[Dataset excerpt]

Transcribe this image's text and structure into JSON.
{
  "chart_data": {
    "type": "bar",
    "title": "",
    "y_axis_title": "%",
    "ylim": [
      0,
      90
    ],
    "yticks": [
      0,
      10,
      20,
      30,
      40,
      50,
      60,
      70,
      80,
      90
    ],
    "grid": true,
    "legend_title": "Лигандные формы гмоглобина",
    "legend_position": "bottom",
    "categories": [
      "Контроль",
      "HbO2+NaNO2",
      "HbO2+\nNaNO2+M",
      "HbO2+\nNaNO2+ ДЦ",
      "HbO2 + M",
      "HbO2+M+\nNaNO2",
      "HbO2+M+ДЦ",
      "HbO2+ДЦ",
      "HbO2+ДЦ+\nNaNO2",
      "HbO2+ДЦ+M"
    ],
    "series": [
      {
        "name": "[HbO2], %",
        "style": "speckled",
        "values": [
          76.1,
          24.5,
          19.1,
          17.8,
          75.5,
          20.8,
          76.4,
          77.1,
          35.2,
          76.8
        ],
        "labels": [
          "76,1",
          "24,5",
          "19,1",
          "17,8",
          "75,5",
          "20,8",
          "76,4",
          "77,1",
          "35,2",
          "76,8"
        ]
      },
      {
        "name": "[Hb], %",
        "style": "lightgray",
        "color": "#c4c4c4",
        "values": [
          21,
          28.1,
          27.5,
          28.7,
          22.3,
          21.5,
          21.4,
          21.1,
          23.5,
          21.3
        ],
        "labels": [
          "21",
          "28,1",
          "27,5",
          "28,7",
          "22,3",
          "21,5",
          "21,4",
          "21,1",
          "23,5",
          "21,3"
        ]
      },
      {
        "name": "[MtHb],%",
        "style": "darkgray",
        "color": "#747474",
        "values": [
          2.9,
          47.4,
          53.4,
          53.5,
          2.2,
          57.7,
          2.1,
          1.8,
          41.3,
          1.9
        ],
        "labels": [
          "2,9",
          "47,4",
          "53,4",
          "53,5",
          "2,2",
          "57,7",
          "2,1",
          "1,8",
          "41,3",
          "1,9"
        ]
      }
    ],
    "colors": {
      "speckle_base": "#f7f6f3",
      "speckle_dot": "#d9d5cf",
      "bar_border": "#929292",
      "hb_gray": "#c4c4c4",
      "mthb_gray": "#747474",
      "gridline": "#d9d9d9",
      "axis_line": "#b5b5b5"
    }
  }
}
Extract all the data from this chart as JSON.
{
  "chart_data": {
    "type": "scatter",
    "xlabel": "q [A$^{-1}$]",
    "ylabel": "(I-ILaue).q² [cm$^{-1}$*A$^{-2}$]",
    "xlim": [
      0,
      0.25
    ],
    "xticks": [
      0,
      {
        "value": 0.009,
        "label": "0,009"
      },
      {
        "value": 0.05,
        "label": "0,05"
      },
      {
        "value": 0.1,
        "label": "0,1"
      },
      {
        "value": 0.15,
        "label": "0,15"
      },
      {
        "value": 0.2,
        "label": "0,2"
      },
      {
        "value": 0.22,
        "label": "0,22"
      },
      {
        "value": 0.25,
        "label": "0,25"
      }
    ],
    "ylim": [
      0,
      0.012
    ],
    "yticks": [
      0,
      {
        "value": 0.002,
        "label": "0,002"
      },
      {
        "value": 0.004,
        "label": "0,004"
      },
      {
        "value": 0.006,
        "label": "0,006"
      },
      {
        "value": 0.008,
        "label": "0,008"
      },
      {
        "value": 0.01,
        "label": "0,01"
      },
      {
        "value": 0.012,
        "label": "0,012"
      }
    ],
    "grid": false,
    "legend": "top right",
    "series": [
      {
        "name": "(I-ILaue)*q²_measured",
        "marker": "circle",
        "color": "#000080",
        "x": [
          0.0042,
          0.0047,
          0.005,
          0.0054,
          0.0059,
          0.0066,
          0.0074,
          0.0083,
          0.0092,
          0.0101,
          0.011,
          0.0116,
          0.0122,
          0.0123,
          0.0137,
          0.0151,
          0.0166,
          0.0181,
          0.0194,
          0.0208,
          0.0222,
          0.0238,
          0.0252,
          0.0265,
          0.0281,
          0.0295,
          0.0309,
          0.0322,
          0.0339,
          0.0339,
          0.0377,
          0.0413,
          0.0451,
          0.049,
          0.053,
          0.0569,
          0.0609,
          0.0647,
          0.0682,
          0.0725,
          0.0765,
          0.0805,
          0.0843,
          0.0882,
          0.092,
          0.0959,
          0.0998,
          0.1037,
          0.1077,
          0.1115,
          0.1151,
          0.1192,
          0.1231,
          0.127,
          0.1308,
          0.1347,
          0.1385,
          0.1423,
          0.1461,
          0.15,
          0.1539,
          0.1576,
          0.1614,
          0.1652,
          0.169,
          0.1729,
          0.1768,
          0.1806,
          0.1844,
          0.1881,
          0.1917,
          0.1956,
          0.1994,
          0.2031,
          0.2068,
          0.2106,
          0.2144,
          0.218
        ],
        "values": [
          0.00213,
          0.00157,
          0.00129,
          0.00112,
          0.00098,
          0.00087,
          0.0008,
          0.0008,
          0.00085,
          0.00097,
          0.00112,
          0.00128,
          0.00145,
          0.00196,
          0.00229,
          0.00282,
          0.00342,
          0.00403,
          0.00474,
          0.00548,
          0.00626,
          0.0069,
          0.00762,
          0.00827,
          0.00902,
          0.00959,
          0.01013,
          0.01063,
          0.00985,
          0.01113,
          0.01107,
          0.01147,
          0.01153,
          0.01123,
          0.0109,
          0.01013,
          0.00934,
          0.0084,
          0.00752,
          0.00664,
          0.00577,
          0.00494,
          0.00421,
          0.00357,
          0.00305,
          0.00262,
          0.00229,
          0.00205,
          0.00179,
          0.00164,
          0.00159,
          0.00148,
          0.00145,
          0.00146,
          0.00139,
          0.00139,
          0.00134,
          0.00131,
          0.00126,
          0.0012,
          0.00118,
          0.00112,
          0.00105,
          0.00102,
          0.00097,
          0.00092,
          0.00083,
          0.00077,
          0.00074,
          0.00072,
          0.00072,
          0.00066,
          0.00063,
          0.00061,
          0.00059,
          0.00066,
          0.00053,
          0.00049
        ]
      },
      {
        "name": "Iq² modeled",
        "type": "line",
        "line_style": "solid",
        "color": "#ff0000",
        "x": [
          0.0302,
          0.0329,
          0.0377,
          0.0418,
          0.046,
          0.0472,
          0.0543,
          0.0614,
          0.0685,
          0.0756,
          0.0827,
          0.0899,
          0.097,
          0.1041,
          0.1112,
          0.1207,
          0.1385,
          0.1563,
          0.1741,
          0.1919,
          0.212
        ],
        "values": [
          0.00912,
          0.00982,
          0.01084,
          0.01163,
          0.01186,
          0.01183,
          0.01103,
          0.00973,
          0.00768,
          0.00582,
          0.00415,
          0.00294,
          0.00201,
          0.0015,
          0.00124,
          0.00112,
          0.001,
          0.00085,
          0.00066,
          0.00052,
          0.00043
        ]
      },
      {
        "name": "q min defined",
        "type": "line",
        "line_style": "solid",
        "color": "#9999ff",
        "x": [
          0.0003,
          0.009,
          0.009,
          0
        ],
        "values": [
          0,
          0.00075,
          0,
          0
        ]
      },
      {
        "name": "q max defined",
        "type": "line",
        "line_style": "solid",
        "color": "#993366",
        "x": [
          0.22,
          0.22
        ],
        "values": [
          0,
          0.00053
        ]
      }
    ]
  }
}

» **Written instruction**
Write all of the records out again exactly.

» **Response**
Transcribe this image's text and structure into JSON.
{
  "chart_data": {
    "type": "bar",
    "title": "",
    "y_axis_title": "%",
    "ylim": [
      0,
      90
    ],
    "yticks": [
      0,
      10,
      20,
      30,
      40,
      50,
      60,
      70,
      80,
      90
    ],
    "grid": true,
    "legend_title": "Лигандные формы гмоглобина",
    "legend_position": "bottom",
    "categories": [
      "Контроль",
      "HbO2+NaNO2",
      "HbO2+\nNaNO2+M",
      "HbO2+\nNaNO2+ ДЦ",
      "HbO2 + M",
      "HbO2+M+\nNaNO2",
      "HbO2+M+ДЦ",
      "HbO2+ДЦ",
      "HbO2+ДЦ+\nNaNO2",
      "HbO2+ДЦ+M"
    ],
    "series": [
      {
        "name": "[HbO2], %",
        "style": "speckled",
        "values": [
          76.1,
          24.5,
          19.1,
          17.8,
          75.5,
          20.8,
          76.4,
          77.1,
          35.2,
          76.8
        ],
        "labels": [
          "76,1",
          "24,5",
          "19,1",
          "17,8",
          "75,5",
          "20,8",
          "76,4",
          "77,1",
          "35,2",
          "76,8"
        ]
      },
      {
        "name": "[Hb], %",
        "style": "lightgray",
        "color": "#c4c4c4",
        "values": [
          21,
          28.1,
          27.5,
          28.7,
          22.3,
          21.5,
          21.4,
          21.1,
          23.5,
          21.3
        ],
        "labels": [
          "21",
          "28,1",
          "27,5",
          "28,7",
          "22,3",
          "21,5",
          "21,4",
          "21,1",
          "23,5",
          "21,3"
        ]
      },
      {
        "name": "[MtHb],%",
        "style": "darkgray",
        "color": "#747474",
        "values": [
          2.9,
          47.4,
          53.4,
          53.5,
          2.2,
          57.7,
          2.1,
          1.8,
          41.3,
          1.9
        ],
        "labels": [
          "2,9",
          "47,4",
          "53,4",
          "53,5",
          "2,2",
          "57,7",
          "2,1",
          "1,8",
          "41,3",
          "1,9"
        ]
      }
    ],
    "colors": {
      "speckle_base": "#f7f6f3",
      "speckle_dot": "#d9d5cf",
      "bar_border": "#929292",
      "hb_gray": "#c4c4c4",
      "mthb_gray": "#747474",
      "gridline": "#d9d9d9",
      "axis_line": "#b5b5b5"
    }
  }
}
Extract all the data from this chart as JSON.
{
  "chart_data": {
    "type": "scatter",
    "xlabel": "q [A$^{-1}$]",
    "ylabel": "(I-ILaue).q² [cm$^{-1}$*A$^{-2}$]",
    "xlim": [
      0,
      0.25
    ],
    "xticks": [
      0,
      {
        "value": 0.009,
        "label": "0,009"
      },
      {
        "value": 0.05,
        "label": "0,05"
      },
      {
        "value": 0.1,
        "label": "0,1"
      },
      {
        "value": 0.15,
        "label": "0,15"
      },
      {
        "value": 0.2,
        "label": "0,2"
      },
      {
        "value": 0.22,
        "label": "0,22"
      },
      {
        "value": 0.25,
        "label": "0,25"
      }
    ],
    "ylim": [
      0,
      0.012
    ],
    "yticks": [
      0,
      {
        "value": 0.002,
        "label": "0,002"
      },
      {
        "value": 0.004,
        "label": "0,004"
      },
      {
        "value": 0.006,
        "label": "0,006"
      },
      {
        "value": 0.008,
        "label": "0,008"
      },
      {
        "value": 0.01,
        "label": "0,01"
      },
      {
        "value": 0.012,
        "label": "0,012"
      }
    ],
    "grid": false,
    "legend": "top right",
    "series": [
      {
        "name": "(I-ILaue)*q²_measured",
        "marker": "circle",
        "color": "#000080",
        "x": [
          0.0042,
          0.0047,
          0.005,
          0.0054,
          0.0059,
          0.0066,
          0.0074,
          0.0083,
          0.0092,
          0.0101,
          0.011,
          0.0116,
          0.0122,
          0.0123,
          0.0137,
          0.0151,
          0.0166,
          0.0181,
          0.0194,
          0.0208,
          0.0222,
          0.0238,
          0.0252,
          0.0265,
          0.0281,
          0.0295,
          0.0309,
          0.0322,
          0.0339,
          0.0339,
          0.0377,
          0.0413,
          0.0451,
          0.049,
          0.053,
          0.0569,
          0.0609,
          0.0647,
          0.0682,
          0.0725,
          0.0765,
          0.0805,
          0.0843,
          0.0882,
          0.092,
          0.0959,
          0.0998,
          0.1037,
          0.1077,
          0.1115,
          0.1151,
          0.1192,
          0.1231,
          0.127,
          0.1308,
          0.1347,
          0.1385,
          0.1423,
          0.1461,
          0.15,
          0.1539,
          0.1576,
          0.1614,
          0.1652,
          0.169,
          0.1729,
          0.1768,
          0.1806,
          0.1844,
          0.1881,
          0.1917,
          0.1956,
          0.1994,
          0.2031,
          0.2068,
          0.2106,
          0.2144,
          0.218
        ],
        "values": [
          0.00213,
          0.00157,
          0.00129,
          0.00112,
          0.00098,
          0.00087,
          0.0008,
          0.0008,
          0.00085,
          0.00097,
          0.00112,
          0.00128,
          0.00145,
          0.00196,
          0.00229,
          0.00282,
          0.00342,
          0.00403,
          0.00474,
          0.00548,
          0.00626,
          0.0069,
          0.00762,
          0.00827,
          0.00902,
          0.00959,
          0.01013,
          0.01063,
          0.00985,
          0.01113,
          0.01107,
          0.01147,
          0.01153,
          0.01123,
          0.0109,
          0.01013,
          0.00934,
          0.0084,
          0.00752,
          0.00664,
          0.00577,
          0.00494,
          0.00421,
          0.00357,
          0.00305,
          0.00262,
          0.00229,
          0.00205,
          0.00179,
          0.00164,
          0.00159,
          0.00148,
          0.00145,
          0.00146,
          0.00139,
          0.00139,
          0.00134,
          0.00131,
          0.00126,
          0.0012,
          0.00118,
          0.00112,
          0.00105,
          0.00102,
          0.00097,
          0.00092,
          0.00083,
          0.00077,
          0.00074,
          0.00072,
          0.00072,
          0.00066,
          0.00063,
          0.00061,
          0.00059,
          0.00066,
          0.00053,
          0.00049
        ]
      },
      {
        "name": "Iq² modeled",
        "type": "line",
        "line_style": "solid",
        "color": "#ff0000",
        "x": [
          0.0302,
          0.0329,
          0.0377,
          0.0418,
          0.046,
          0.0472,
          0.0543,
          0.0614,
          0.0685,
          0.0756,
          0.0827,
          0.0899,
          0.097,
          0.1041,
          0.1112,
          0.1207,
          0.1385,
          0.1563,
          0.1741,
          0.1919,
          0.212
        ],
        "values": [
          0.00912,
          0.00982,
          0.01084,
          0.01163,
          0.01186,
          0.01183,
          0.01103,
          0.00973,
          0.00768,
          0.00582,
          0.00415,
          0.00294,
          0.00201,
          0.0015,
          0.00124,
          0.00112,
          0.001,
          0.00085,
          0.00066,
          0.00052,
          0.00043
        ]
      },
      {
        "name": "q min defined",
        "type": "line",
        "line_style": "solid",
        "color": "#9999ff",
        "x": [
          0.0003,
          0.009,
          0.009,
          0
        ],
        "values": [
          0,
          0.00075,
          0,
          0
        ]
      },
      {
        "name": "q max defined",
        "type": "line",
        "line_style": "solid",
        "color": "#993366",
        "x": [
          0.22,
          0.22
        ],
        "values": [
          0,
          0.00053
        ]
      }
    ]
  }
}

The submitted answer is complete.